-- BEGIN MATERIAL PROVIDED --
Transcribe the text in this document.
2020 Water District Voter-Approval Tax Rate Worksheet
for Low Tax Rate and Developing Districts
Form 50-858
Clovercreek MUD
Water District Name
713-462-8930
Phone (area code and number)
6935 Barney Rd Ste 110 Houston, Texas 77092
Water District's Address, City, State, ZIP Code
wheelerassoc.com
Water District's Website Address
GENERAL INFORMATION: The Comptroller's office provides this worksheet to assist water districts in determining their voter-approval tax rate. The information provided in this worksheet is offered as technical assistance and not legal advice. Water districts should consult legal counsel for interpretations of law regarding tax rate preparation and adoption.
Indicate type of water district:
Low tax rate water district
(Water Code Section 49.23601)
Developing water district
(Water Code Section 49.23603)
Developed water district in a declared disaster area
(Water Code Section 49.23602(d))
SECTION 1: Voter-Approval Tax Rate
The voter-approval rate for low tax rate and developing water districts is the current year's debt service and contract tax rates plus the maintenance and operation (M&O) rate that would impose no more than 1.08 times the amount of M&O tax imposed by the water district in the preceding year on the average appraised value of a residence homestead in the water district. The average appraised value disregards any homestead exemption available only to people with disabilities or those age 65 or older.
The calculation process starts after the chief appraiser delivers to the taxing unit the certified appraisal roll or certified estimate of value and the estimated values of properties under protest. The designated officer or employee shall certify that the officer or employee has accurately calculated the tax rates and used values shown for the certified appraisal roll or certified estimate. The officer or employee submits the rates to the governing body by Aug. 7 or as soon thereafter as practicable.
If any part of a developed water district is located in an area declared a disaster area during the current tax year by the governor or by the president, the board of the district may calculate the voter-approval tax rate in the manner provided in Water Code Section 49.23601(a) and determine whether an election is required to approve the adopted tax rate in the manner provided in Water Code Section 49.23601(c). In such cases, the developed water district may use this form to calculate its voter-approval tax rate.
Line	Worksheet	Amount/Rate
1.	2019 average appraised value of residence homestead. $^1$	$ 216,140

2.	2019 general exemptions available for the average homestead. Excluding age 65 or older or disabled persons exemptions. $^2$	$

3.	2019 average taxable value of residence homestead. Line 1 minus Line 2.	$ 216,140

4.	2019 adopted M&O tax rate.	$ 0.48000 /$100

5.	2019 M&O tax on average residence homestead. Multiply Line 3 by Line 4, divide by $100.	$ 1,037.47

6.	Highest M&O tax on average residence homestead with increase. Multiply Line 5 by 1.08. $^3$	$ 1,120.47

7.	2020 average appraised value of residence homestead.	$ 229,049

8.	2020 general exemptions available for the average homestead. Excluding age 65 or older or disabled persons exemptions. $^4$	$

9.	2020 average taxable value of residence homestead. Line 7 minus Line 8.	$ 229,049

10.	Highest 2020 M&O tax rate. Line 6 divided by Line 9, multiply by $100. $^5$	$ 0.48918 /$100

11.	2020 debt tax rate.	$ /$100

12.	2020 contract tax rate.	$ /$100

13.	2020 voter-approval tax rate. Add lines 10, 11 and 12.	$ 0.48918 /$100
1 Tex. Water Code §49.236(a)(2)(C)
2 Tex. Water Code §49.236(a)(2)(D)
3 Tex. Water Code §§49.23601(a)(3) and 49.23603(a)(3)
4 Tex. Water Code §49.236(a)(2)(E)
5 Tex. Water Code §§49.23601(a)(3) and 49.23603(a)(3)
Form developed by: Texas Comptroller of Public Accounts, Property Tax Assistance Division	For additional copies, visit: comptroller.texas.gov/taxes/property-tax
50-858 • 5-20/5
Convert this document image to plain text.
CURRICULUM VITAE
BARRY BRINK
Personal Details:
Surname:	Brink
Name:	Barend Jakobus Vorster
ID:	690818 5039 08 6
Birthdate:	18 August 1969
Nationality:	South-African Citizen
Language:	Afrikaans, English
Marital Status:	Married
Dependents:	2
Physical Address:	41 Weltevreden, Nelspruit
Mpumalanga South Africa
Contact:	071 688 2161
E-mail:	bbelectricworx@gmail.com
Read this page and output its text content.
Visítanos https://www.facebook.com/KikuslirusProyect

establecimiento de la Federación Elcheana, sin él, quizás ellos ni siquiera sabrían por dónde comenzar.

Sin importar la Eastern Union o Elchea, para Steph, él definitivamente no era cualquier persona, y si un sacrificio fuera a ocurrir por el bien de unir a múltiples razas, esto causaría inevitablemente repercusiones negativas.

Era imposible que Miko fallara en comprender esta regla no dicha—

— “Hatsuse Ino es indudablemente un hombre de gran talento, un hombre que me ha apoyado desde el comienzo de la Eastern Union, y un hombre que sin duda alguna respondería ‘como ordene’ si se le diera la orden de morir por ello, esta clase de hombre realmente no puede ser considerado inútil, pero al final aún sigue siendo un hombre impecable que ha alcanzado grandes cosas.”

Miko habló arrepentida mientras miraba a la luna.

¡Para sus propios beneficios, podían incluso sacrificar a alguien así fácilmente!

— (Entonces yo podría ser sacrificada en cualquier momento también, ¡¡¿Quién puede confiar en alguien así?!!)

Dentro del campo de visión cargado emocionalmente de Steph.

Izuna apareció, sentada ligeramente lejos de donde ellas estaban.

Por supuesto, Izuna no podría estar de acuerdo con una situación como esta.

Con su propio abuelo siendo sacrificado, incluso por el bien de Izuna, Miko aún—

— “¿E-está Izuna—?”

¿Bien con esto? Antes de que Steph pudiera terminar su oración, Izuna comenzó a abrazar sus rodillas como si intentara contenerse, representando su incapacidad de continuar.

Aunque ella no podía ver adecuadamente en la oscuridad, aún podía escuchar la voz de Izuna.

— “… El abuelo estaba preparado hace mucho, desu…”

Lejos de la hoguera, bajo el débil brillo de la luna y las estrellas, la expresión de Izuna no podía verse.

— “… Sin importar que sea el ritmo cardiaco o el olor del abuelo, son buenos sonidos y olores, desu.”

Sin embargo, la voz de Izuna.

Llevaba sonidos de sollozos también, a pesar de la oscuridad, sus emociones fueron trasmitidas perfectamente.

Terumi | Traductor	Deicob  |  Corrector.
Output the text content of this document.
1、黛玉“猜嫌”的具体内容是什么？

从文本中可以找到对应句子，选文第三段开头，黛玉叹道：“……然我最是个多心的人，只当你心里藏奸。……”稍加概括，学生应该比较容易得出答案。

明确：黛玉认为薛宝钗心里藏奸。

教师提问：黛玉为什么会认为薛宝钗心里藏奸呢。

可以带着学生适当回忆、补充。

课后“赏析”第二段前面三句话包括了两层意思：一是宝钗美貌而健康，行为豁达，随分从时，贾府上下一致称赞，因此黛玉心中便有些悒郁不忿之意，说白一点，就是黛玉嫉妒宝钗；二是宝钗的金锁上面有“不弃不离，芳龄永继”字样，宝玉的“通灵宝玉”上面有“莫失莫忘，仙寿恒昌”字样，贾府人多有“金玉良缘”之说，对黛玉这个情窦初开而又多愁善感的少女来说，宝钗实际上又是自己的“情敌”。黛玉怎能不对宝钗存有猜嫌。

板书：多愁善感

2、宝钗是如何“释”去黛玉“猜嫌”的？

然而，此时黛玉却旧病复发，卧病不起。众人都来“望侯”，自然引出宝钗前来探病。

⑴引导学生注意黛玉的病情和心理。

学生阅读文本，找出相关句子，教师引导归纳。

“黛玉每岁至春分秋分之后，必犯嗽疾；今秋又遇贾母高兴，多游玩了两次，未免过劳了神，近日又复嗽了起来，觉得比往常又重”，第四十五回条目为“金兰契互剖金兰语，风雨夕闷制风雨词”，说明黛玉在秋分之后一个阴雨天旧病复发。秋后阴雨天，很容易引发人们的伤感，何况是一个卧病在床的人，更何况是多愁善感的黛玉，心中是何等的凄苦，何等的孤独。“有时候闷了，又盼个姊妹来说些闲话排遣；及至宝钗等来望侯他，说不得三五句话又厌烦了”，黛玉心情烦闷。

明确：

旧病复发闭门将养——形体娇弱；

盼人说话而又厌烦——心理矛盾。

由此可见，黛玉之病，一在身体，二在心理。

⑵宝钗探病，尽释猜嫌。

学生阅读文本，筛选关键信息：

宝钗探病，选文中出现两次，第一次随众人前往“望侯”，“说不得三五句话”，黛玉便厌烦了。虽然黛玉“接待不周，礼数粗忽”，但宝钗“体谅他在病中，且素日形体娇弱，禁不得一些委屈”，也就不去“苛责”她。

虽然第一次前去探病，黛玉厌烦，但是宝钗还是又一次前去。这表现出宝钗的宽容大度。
-- END MATERIAL PROVIDED --
__PROBLEM TO WORK ON__: Show every line above in which the word "disabled" occurs.

__TASK SOLUTION__:
2.	2019 general exemptions available for the average homestead. Excluding age 65 or older or disabled persons exemptions. $^2$	$
8.	2020 general exemptions available for the average homestead. Excluding age 65 or older or disabled persons exemptions. $^4$	$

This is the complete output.